(DATA TO USE):
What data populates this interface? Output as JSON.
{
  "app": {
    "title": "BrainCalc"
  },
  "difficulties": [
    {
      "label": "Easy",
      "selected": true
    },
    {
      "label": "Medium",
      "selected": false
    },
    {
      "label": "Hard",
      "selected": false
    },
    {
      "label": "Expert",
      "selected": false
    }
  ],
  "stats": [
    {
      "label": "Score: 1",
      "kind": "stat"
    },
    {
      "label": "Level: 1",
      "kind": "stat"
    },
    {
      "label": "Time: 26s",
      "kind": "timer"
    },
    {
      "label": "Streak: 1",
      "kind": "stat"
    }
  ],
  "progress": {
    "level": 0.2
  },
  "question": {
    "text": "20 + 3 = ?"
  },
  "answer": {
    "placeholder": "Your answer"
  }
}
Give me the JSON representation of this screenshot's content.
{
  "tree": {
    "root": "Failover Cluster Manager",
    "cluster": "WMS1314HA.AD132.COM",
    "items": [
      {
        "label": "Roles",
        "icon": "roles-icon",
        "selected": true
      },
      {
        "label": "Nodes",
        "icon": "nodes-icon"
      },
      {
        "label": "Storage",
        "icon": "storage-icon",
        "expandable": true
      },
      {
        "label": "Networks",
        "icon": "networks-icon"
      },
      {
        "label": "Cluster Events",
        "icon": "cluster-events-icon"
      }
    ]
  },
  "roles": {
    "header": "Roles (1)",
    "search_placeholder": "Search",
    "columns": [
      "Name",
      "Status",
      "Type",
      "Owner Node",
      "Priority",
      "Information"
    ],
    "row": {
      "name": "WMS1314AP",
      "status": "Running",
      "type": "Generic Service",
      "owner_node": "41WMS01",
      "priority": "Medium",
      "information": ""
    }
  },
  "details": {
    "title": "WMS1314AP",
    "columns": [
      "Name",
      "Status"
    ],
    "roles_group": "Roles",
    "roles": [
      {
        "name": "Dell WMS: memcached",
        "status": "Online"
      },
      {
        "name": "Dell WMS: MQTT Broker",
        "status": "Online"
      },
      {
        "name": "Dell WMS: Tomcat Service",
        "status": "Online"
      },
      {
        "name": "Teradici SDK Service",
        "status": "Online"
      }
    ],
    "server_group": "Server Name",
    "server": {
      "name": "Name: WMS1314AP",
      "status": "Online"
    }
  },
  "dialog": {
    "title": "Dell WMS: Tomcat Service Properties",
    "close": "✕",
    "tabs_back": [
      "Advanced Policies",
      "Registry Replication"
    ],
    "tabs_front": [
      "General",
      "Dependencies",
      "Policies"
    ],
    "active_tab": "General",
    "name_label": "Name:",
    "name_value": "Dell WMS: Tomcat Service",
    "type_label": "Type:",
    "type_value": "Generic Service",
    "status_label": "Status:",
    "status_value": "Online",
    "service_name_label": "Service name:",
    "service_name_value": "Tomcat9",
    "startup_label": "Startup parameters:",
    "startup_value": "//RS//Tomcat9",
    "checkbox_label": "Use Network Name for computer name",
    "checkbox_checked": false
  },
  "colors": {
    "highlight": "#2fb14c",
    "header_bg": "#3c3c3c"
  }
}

(OBJECTIVE): Give back all the records exactly as they stand.

(CORRECT OUTPUT):
What data populates this interface? Output as JSON.
{
  "app": {
    "title": "BrainCalc"
  },
  "difficulties": [
    {
      "label": "Easy",
      "selected": true
    },
    {
      "label": "Medium",
      "selected": false
    },
    {
      "label": "Hard",
      "selected": false
    },
    {
      "label": "Expert",
      "selected": false
    }
  ],
  "stats": [
    {
      "label": "Score: 1",
      "kind": "stat"
    },
    {
      "label": "Level: 1",
      "kind": "stat"
    },
    {
      "label": "Time: 26s",
      "kind": "timer"
    },
    {
      "label": "Streak: 1",
      "kind": "stat"
    }
  ],
  "progress": {
    "level": 0.2
  },
  "question": {
    "text": "20 + 3 = ?"
  },
  "answer": {
    "placeholder": "Your answer"
  }
}
Give me the JSON representation of this screenshot's content.
{
  "tree": {
    "root": "Failover Cluster Manager",
    "cluster": "WMS1314HA.AD132.COM",
    "items": [
      {
        "label": "Roles",
        "icon": "roles-icon",
        "selected": true
      },
      {
        "label": "Nodes",
        "icon": "nodes-icon"
      },
      {
        "label": "Storage",
        "icon": "storage-icon",
        "expandable": true
      },
      {
        "label": "Networks",
        "icon": "networks-icon"
      },
      {
        "label": "Cluster Events",
        "icon": "cluster-events-icon"
      }
    ]
  },
  "roles": {
    "header": "Roles (1)",
    "search_placeholder": "Search",
    "columns": [
      "Name",
      "Status",
      "Type",
      "Owner Node",
      "Priority",
      "Information"
    ],
    "row": {
      "name": "WMS1314AP",
      "status": "Running",
      "type": "Generic Service",
      "owner_node": "41WMS01",
      "priority": "Medium",
      "information": ""
    }
  },
  "details": {
    "title": "WMS1314AP",
    "columns": [
      "Name",
      "Status"
    ],
    "roles_group": "Roles",
    "roles": [
      {
        "name": "Dell WMS: memcached",
        "status": "Online"
      },
      {
        "name": "Dell WMS: MQTT Broker",
        "status": "Online"
      },
      {
        "name": "Dell WMS: Tomcat Service",
        "status": "Online"
      },
      {
        "name": "Teradici SDK Service",
        "status": "Online"
      }
    ],
    "server_group": "Server Name",
    "server": {
      "name": "Name: WMS1314AP",
      "status": "Online"
    }
  },
  "dialog": {
    "title": "Dell WMS: Tomcat Service Properties",
    "close": "✕",
    "tabs_back": [
      "Advanced Policies",
      "Registry Replication"
    ],
    "tabs_front": [
      "General",
      "Dependencies",
      "Policies"
    ],
    "active_tab": "General",
    "name_label": "Name:",
    "name_value": "Dell WMS: Tomcat Service",
    "type_label": "Type:",
    "type_value": "Generic Service",
    "status_label": "Status:",
    "status_value": "Online",
    "service_name_label": "Service name:",
    "service_name_value": "Tomcat9",
    "startup_label": "Startup parameters:",
    "startup_value": "//RS//Tomcat9",
    "checkbox_label": "Use Network Name for computer name",
    "checkbox_checked": false
  },
  "colors": {
    "highlight": "#2fb14c",
    "header_bg": "#3c3c3c"
  }
}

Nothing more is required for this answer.